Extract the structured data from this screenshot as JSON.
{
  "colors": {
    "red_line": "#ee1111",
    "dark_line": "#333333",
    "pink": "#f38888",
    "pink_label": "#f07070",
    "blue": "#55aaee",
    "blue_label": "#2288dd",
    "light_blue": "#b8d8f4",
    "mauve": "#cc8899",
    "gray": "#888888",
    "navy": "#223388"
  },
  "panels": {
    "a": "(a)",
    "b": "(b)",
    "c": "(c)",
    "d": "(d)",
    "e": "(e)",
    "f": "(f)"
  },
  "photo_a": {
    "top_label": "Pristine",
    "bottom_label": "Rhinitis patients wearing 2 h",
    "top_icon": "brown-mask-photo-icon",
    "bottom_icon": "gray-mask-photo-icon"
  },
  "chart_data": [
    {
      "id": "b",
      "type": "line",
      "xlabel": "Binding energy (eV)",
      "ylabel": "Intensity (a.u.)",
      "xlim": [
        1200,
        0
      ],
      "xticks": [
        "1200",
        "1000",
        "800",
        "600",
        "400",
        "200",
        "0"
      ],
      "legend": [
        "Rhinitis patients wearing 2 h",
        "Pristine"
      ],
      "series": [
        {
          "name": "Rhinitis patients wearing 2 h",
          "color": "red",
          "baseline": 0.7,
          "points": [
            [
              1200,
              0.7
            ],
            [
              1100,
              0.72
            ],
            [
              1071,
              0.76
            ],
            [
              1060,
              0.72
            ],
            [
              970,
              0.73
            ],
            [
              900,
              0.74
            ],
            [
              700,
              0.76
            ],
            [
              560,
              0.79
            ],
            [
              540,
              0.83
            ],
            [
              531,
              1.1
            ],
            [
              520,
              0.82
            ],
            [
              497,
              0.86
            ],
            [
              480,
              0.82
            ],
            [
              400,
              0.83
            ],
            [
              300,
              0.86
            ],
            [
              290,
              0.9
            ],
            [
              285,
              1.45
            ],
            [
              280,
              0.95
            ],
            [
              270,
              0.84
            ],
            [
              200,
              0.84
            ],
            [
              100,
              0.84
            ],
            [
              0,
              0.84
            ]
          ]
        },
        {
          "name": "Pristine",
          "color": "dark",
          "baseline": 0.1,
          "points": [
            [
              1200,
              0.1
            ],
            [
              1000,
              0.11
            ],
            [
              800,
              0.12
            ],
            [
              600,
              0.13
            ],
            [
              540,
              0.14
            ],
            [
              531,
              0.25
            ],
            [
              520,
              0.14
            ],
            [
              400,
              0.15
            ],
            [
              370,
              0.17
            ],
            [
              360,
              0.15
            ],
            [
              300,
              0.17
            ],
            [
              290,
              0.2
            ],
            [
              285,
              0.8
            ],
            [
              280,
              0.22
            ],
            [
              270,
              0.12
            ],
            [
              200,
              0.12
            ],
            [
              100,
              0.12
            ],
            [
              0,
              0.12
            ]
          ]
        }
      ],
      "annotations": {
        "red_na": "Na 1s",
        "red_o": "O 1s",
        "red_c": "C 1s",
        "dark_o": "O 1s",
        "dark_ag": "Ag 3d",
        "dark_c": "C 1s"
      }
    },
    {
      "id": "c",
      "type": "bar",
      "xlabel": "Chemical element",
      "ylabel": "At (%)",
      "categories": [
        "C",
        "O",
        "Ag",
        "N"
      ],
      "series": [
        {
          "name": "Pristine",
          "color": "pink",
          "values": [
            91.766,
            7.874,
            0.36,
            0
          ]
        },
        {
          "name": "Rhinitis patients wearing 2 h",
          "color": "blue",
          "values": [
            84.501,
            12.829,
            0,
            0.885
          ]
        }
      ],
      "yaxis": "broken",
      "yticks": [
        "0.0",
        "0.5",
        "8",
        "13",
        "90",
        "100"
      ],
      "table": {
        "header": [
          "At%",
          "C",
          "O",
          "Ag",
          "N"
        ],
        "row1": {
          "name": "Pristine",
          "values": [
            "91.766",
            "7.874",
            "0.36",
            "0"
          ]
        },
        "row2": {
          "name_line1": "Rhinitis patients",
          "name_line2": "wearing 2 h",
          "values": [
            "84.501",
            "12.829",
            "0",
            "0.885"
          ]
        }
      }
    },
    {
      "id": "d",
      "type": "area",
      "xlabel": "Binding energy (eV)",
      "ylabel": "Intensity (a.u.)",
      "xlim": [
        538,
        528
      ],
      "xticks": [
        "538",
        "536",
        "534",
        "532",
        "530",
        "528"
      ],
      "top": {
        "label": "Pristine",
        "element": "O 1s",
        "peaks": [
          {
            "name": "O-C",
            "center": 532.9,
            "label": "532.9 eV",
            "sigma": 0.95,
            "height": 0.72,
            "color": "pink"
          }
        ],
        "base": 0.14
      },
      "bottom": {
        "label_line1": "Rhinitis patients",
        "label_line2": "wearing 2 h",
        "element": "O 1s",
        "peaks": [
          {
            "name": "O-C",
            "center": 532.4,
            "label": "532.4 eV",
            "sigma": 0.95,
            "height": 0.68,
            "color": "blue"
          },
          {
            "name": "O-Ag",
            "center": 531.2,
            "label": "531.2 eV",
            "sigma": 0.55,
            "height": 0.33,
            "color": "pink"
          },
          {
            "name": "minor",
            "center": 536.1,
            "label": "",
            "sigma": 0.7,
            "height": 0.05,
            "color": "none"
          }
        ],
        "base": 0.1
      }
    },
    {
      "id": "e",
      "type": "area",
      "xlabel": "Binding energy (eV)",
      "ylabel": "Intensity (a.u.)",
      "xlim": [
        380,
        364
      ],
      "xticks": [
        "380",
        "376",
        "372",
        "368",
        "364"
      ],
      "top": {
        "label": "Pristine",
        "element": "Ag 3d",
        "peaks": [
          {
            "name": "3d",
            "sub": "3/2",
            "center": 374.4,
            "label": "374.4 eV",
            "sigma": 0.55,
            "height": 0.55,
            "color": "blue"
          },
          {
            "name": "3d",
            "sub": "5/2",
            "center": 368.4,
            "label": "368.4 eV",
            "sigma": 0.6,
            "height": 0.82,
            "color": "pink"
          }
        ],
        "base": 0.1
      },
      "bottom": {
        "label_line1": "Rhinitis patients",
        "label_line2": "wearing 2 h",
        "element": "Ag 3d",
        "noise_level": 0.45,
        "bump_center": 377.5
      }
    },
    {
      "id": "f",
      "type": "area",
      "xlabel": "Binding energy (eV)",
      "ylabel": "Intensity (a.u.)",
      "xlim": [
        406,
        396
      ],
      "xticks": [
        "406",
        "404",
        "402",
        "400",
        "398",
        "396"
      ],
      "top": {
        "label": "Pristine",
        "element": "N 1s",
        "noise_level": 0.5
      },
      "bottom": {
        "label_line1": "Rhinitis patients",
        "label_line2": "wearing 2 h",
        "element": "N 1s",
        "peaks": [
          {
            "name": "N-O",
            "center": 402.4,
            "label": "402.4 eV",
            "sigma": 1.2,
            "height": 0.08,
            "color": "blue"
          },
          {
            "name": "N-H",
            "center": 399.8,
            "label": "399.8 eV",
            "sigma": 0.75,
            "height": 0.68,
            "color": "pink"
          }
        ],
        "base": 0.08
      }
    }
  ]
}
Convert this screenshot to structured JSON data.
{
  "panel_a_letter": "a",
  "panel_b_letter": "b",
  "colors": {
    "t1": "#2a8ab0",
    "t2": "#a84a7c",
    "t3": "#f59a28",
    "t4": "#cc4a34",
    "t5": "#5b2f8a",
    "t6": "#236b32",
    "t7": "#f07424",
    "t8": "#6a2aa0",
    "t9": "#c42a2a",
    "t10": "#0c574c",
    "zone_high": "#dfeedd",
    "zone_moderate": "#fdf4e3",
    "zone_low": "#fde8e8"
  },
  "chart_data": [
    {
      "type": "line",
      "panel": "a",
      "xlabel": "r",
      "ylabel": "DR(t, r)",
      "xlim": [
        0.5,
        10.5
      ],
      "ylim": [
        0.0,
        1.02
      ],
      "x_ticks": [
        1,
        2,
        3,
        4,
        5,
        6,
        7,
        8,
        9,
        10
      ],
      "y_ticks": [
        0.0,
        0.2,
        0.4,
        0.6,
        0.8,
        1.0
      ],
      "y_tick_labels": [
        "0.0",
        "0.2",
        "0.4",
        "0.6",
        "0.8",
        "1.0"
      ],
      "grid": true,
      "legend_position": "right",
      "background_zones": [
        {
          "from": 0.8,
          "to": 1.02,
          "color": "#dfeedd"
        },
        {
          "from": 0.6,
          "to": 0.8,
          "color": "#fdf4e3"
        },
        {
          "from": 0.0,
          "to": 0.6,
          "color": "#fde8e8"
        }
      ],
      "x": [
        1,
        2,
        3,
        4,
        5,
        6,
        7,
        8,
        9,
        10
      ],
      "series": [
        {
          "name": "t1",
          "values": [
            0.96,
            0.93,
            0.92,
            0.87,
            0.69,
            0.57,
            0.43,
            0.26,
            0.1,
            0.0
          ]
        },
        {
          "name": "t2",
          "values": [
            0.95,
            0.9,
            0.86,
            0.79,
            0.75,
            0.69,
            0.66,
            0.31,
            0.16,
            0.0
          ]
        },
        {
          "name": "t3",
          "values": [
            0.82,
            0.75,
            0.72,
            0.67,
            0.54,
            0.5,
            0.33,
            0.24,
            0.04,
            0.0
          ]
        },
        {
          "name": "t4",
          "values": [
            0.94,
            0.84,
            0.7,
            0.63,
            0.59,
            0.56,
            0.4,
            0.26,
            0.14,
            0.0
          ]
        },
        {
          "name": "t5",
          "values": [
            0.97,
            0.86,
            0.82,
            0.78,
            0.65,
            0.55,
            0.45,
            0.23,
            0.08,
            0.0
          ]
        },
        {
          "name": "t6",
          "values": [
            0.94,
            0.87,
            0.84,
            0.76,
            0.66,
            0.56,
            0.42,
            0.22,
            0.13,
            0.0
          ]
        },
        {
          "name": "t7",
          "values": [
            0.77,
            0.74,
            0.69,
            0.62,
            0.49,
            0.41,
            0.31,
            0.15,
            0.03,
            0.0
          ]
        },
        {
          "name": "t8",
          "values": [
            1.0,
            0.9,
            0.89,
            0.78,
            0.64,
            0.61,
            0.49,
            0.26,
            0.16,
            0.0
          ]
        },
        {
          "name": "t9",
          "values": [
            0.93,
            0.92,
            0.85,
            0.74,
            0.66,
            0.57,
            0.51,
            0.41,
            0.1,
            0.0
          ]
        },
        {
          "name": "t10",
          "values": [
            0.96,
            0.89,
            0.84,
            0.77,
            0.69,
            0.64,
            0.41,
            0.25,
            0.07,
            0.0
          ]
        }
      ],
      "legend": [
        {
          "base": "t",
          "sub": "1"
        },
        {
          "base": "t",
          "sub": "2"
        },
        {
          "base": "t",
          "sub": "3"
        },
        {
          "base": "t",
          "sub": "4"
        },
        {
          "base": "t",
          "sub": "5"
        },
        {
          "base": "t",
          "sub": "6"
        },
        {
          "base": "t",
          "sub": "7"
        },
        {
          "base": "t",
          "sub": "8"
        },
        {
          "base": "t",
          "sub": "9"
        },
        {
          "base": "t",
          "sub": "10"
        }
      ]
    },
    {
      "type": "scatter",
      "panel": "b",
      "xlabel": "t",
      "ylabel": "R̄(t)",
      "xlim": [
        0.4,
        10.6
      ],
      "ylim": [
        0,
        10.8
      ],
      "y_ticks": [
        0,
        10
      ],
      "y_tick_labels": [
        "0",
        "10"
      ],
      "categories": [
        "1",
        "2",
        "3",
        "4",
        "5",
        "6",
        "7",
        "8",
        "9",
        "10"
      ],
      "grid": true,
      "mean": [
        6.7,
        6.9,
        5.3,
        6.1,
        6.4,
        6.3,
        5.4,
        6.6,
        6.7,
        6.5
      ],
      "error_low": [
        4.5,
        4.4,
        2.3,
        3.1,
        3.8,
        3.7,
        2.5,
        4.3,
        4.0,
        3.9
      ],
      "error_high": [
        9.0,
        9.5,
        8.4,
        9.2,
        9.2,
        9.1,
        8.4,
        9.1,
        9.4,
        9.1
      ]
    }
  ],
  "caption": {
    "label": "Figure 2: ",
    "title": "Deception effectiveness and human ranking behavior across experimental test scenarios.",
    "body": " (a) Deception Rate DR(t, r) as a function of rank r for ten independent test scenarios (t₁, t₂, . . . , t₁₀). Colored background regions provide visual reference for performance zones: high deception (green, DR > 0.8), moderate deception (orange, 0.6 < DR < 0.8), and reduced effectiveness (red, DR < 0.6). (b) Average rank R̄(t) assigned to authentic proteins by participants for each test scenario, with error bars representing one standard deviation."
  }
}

....

[Exercise description] Counting only lines with the word "JSON" in them, say how many there are in the entries above, with no other words.

[Problem solution] 2